## Brano di partenza
Camion e traffico lungo la statale: lo smog va alle stelle

La centralina di corso Umberto oltre i limiti per 4 giorni Il sindaco De Martinis: «La salute dei cittadini è prioritaria»
MONTESILVANO. Qualità dell’aria scadente per ben 4 giorni su 9. Sono preoccupanti i dati registrati dalla stazione fissa dell’Arta su corso Umberto, quasi al confine con Città Sant’Angelo, che mettono in luce un elevato livello di smog in città. Il traffico che negli ultimi giorni ha paralizzato Montesilvano, Silvi, Pineto e Città Sant’Angelo, a causa del sequestro del viadotto autostradale del Cerrano, fa sentire i suoi effetti.
Dall’inizio del 2020, infatti, la centralina sulla nazionale, l’unica a Montesilvano, ha registrato livelli di inquinanti elevati sabato 4 gennaio, mercoledì 8 e giovedì 9. Ma non è andata tanto meglio i primi due giorni dell’anno, quando la qualità è risultata comunque mediocre. Solo per 3 giorni invece l’aria ha ottenuto i parametri verdi di “accettabile”.
A raggiungere livelli elevati, sono stati in particolare i valori delle polveri sottili PM 2.5, con punte di 35 microgrammi al metro cubo. «Una delle tante preoccupazioni che avevamo noi sindaci era proprio questa», commenta Ottavio De Martinis, «che oltre al disagio causato dal traffico, anche lo smog avrebbe causato forti problemi al territorio. Ringrazio la Regione che si è subito attivata, così come il prefetto che ci ha convocato in tempi brevissimi. Spero che le parole del ministro De Micheli corrispondano al vero quando dice che la data del dissequestro dei viadotti, e quindi il ripristino della normalità, potrebbe essere imminente», prosegue De Martinis. «Metteremo in campo tutte le azioni possibili, ma senza l’intervento di enti sovracomunali non possiamo fare molto. Ci auguriamo che la situazione si risolva presto, perché i dati sullo smog sono preoccupanti e la salute dei cittadini è prioritaria».
Intanto, per far fronte all’emergenza, è stato convocato un incontro del Comitato organizzativo della viabilità (Cov) in prefettura per fare il punto della situazione e a stabilire un piano di azione in caso di nuove code. «Da questo tavolo tecnico», spiega il comandante della polizia locale Nicolino Casale, «è scaturito che polizia stradale, locale, carabinieri e anche vigili del fuoco, croce rossa e protezione civile sono in preallerta. Non appena il Centro operativo delle autostrade dovesse comunicare incolonnamenti, tutte queste forze si attiveranno per garantire una viabilità più tranquilla. Ci saranno pattuglie sulla statale 16 che garantiranno un deflusso il più ordinato possibile. Il consiglio resta quello di utilizzare il meno possibile l’automobile per brevi spostamenti in città».

## Voci di dati salvate
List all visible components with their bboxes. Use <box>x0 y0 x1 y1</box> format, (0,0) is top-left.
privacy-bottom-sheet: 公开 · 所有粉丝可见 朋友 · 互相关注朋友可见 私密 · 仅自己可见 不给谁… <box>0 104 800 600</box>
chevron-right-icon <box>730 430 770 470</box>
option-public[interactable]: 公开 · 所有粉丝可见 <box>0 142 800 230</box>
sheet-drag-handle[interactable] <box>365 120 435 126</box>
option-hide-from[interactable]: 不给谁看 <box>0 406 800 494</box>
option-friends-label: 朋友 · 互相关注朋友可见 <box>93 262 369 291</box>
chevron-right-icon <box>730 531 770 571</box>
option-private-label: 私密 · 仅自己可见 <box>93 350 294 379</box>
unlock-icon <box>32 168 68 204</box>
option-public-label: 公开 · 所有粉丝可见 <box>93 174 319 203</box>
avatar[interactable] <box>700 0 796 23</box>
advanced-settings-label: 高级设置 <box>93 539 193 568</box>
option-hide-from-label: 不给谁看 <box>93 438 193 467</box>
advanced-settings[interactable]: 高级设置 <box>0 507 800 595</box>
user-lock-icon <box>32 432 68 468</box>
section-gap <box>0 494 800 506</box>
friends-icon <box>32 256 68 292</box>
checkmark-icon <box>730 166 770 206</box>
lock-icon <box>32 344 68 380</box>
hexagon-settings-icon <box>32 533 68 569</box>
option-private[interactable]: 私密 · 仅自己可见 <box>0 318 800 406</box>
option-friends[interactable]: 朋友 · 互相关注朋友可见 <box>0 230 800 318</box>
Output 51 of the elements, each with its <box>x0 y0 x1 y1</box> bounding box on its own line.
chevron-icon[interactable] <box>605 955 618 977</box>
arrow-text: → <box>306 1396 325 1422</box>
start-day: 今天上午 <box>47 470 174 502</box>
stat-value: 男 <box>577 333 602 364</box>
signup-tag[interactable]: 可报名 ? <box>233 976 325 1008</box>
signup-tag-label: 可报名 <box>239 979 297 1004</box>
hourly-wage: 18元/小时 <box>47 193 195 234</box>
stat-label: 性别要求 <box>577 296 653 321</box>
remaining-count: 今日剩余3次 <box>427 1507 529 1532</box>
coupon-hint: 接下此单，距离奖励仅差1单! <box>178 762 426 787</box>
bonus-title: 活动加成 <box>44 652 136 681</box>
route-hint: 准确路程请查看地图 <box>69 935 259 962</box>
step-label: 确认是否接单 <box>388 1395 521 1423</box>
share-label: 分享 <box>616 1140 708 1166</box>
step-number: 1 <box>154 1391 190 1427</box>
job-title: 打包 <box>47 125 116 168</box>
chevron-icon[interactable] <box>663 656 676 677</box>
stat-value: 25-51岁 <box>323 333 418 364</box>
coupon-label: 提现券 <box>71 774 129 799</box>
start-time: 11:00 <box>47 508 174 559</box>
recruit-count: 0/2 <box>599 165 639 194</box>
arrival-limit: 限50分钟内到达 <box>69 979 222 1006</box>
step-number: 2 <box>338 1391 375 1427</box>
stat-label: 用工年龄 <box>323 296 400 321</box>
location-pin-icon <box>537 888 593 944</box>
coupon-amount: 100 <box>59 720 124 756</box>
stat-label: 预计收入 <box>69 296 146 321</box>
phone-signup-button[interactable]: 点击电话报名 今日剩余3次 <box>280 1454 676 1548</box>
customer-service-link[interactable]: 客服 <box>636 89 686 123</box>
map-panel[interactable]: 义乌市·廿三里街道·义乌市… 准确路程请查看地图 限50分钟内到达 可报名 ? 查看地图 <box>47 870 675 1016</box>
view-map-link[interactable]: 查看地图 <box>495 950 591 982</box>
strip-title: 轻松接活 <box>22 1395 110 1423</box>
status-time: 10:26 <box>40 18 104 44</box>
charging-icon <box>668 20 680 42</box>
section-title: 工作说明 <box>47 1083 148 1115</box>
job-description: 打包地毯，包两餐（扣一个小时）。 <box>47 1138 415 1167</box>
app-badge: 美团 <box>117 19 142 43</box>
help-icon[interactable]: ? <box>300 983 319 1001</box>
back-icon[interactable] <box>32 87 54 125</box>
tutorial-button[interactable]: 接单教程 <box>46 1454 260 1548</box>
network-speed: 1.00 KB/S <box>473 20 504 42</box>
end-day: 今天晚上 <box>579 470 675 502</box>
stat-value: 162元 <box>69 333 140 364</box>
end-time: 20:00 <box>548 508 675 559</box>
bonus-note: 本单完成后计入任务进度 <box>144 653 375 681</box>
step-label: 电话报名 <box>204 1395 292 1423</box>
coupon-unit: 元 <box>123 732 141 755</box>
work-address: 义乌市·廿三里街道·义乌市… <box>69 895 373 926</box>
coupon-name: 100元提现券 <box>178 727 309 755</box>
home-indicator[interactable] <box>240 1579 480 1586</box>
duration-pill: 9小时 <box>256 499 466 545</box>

## Cosa fare
[1] Riporta la parte dell'articolo sullo smog a Montesilvano compresa tra "Camion e traffico" e "i suoi effetti.", estremi inclusi.
[2] Stabilisci se ciascuna delle seguenti affermazioni concorda con l'articolo sullo smog a Montesilvano. Per ognuna rispondi sì o no e cita testualmente le parole dell'articolo che lo dimostrano. (a) La centralina sulla nazionale è l'unica presente a Montesilvano. (b) Le polveri sottili PM 2.5 hanno toccato punte di 50 microgrammi al metro cubo. (c) Dall'inizio del 2020 l'aria è risultata accettabile soltanto per 3 giorni.

## Risposte
[1]
Camion e traffico lungo la statale: lo smog va alle stelle

La centralina di corso Umberto oltre i limiti per 4 giorni Il sindaco De Martinis: «La salute dei cittadini è prioritaria»
MONTESILVANO. Qualità dell’aria scadente per ben 4 giorni su 9. Sono preoccupanti i dati registrati dalla stazione fissa dell’Arta su corso Umberto, quasi al confine con Città Sant’Angelo, che mettono in luce un elevato livello di smog in città. Il traffico che negli ultimi giorni ha paralizzato Montesilvano, Silvi, Pineto e Città Sant’Angelo, a causa del sequestro del viadotto autostradale del Cerrano, fa sentire i suoi effetti.

[2]
(a) Sì: "la centralina sulla nazionale, l’unica a Montesilvano".
(b) No: "con punte di 35 microgrammi al metro cubo".
(c) Sì: "Solo per 3 giorni invece l’aria ha ottenuto i parametri verdi di “accettabile”".